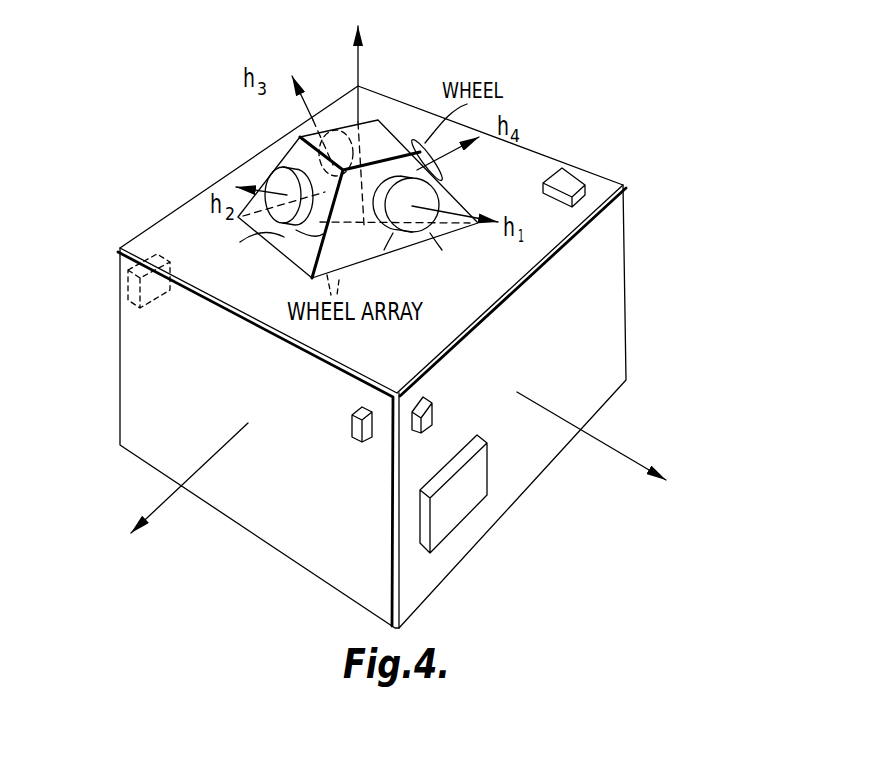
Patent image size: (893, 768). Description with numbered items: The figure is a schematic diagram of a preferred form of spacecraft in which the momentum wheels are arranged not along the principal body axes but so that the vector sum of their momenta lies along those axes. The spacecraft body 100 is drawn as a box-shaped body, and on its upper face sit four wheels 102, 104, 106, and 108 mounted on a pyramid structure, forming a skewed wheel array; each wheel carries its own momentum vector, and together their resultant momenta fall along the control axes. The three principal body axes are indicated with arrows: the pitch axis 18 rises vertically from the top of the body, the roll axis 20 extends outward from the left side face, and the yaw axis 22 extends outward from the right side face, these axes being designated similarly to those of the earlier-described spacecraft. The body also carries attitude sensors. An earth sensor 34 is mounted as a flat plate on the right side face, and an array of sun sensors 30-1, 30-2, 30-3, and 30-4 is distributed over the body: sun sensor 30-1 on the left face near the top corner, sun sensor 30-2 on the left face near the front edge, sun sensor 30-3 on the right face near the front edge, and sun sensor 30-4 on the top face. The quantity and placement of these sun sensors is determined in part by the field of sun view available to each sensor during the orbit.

The spacecraft body 100 is at (628, 291).
The pitch axis 18 is at (362, 61).
The roll axis 20 is at (158, 507).
The yaw axis 22 is at (617, 452).
The wheel 102 is at (435, 234).
The wheel 104 is at (260, 234).
The wheel 106 is at (345, 125).
The wheel 108 is at (445, 167).
The sun sensor 30-1 is at (128, 284).
The sun sensor 30-2 is at (352, 413).
The sun sensor 30-3 is at (430, 398).
The sun sensor 30-4 is at (573, 173).
The earth sensor 34 is at (487, 490).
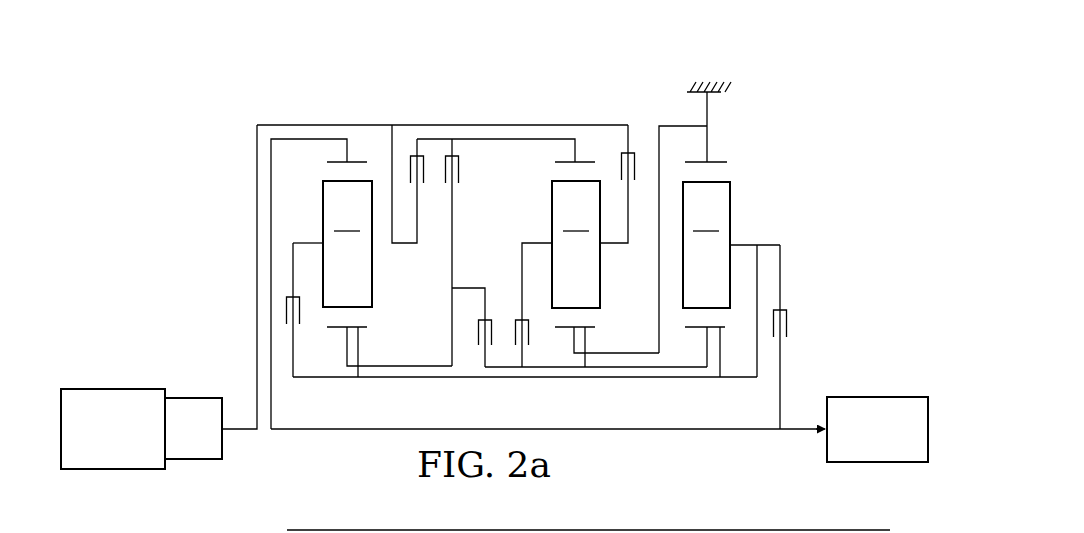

——————

Request
Gather every line of the data above that contains the word "body", and copy each one in full.

Written answer
Patent image size: (893, 768). Description with numbered items: The figure is a schematic diagram of a preferred form of spacecraft in which the momentum wheels are arranged not along the principal body axes but so that the vector sum of their momenta lies along those axes. The spacecraft body 100 is drawn as a box-shaped body, and on its upper face sit four wheels 102, 104, 106, and 108 mounted on a pyramid structure, forming a skewed wheel array; each wheel carries its own momentum vector, and together their resultant momenta fall along the control axes. The three principal body axes are indicated with arrows: the pitch axis 18 rises vertically from the top of the body, the roll axis 20 extends outward from the left side face, and the yaw axis 22 extends outward from the right side face, these axes being designated similarly to those of the earlier-described spacecraft. The body also carries attitude sensors. An earth sensor 34 is mounted as a flat plate on the right side face, and an array of sun sensors 30-1, 30-2, 30-3, and 30-4 is distributed over the body: sun sensor 30-1 on the left face near the top corner, sun sensor 30-2 on the left face near the front edge, sun sensor 30-3 on the right face near the front edge, and sun sensor 30-4 on the top face. The quantity and placement of these sun sensors is determined in part by the field of sun view available to each sensor during the orbit.
The spacecraft body 100 is at (628, 291).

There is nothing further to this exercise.